Stored data entries:
-*-*-

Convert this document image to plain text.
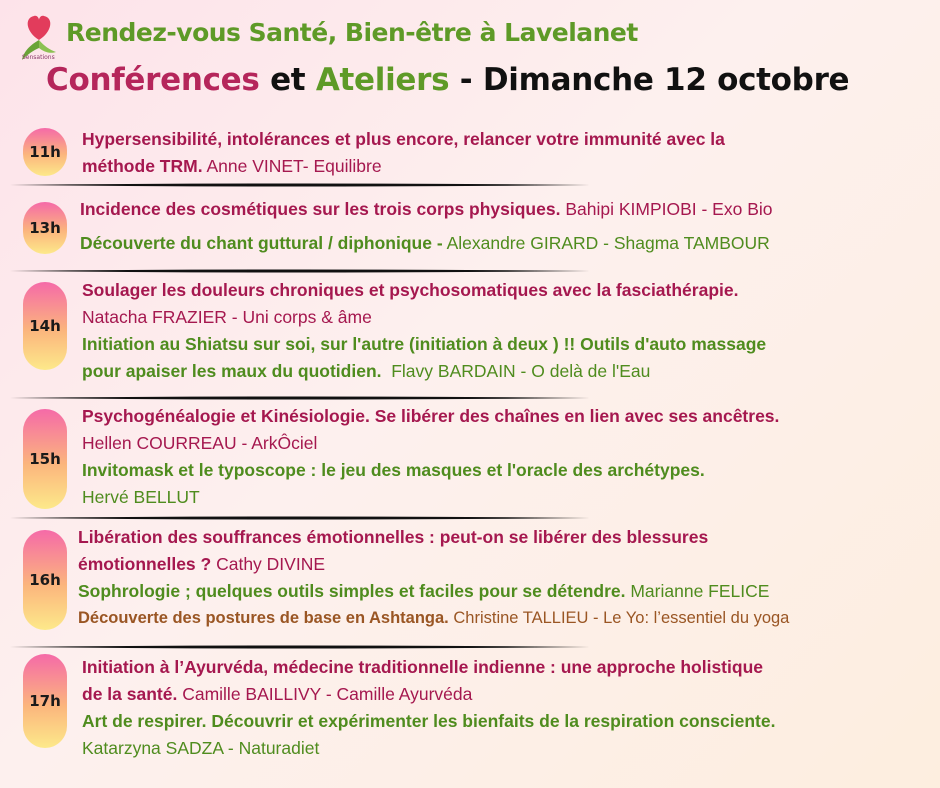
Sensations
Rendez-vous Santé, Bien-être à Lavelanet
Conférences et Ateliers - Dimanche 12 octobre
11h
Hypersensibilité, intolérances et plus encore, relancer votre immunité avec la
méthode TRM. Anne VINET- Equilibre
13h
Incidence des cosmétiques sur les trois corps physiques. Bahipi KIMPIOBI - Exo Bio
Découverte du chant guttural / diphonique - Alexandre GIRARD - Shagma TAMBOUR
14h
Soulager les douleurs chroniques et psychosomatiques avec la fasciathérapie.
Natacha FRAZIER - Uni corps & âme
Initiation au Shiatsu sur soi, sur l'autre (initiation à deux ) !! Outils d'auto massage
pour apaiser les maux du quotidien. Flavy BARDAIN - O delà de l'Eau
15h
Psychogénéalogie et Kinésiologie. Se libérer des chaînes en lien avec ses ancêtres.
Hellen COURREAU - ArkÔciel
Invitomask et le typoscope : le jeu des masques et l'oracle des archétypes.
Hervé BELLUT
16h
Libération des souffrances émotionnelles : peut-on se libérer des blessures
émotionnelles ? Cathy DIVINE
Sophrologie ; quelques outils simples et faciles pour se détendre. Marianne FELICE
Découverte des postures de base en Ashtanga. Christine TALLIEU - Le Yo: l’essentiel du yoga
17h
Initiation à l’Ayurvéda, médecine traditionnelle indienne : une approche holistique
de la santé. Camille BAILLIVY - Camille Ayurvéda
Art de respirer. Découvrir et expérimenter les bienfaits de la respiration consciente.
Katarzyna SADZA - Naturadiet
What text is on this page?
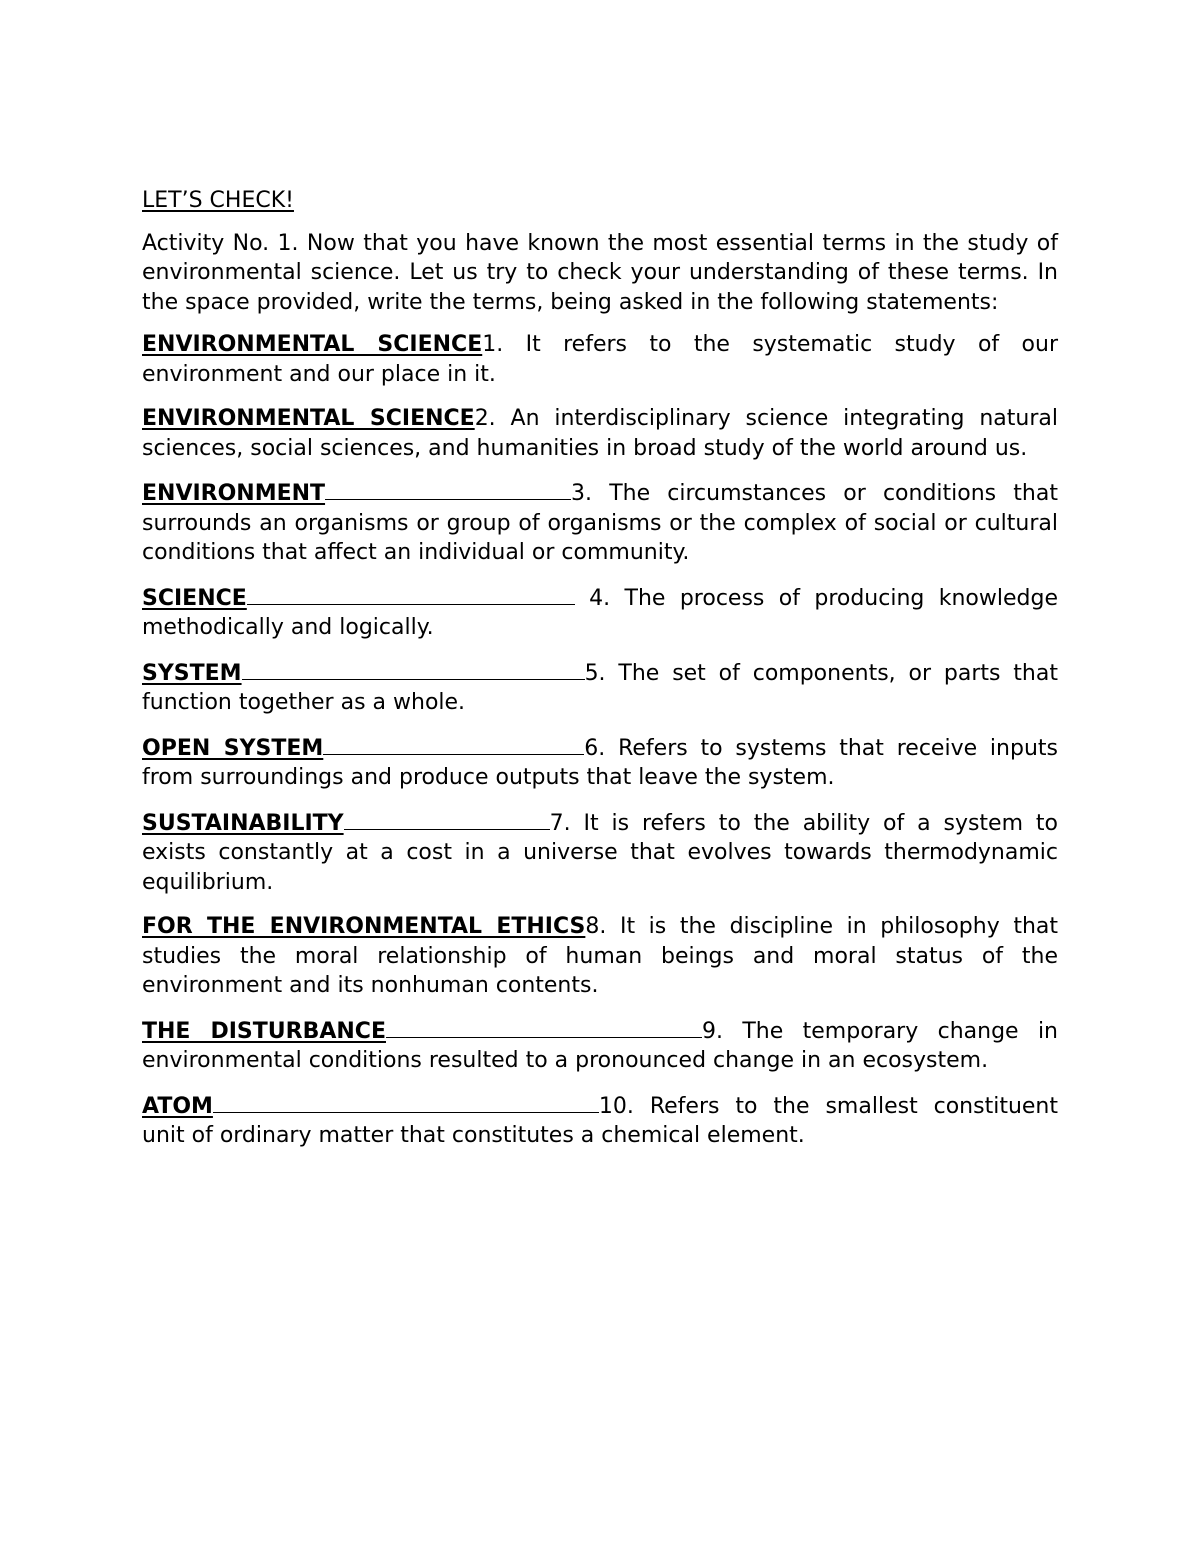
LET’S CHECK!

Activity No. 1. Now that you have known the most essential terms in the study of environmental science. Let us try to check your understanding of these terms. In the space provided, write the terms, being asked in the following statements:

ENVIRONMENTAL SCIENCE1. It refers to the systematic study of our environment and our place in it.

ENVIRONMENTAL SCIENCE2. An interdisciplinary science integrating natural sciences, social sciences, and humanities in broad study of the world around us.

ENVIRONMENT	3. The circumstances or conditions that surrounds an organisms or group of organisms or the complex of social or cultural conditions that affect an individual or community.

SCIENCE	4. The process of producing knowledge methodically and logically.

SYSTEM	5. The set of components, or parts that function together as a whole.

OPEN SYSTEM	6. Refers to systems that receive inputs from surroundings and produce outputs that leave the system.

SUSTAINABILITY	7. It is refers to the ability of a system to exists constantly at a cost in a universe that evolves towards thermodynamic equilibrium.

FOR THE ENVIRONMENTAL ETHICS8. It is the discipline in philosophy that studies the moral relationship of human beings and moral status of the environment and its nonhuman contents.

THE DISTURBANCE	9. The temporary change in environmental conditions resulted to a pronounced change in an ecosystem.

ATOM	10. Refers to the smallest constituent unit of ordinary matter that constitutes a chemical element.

-*-*-

_WHAT TO WORK ON_
In the material above, find each line that contains the word "Découverte", and select it.

_TASK RESPONSE_
Découverte du chant guttural / diphonique - Alexandre GIRARD - Shagma TAMBOUR
Découverte des postures de base en Ashtanga. Christine TALLIEU - Le Yo: l’essentiel du yoga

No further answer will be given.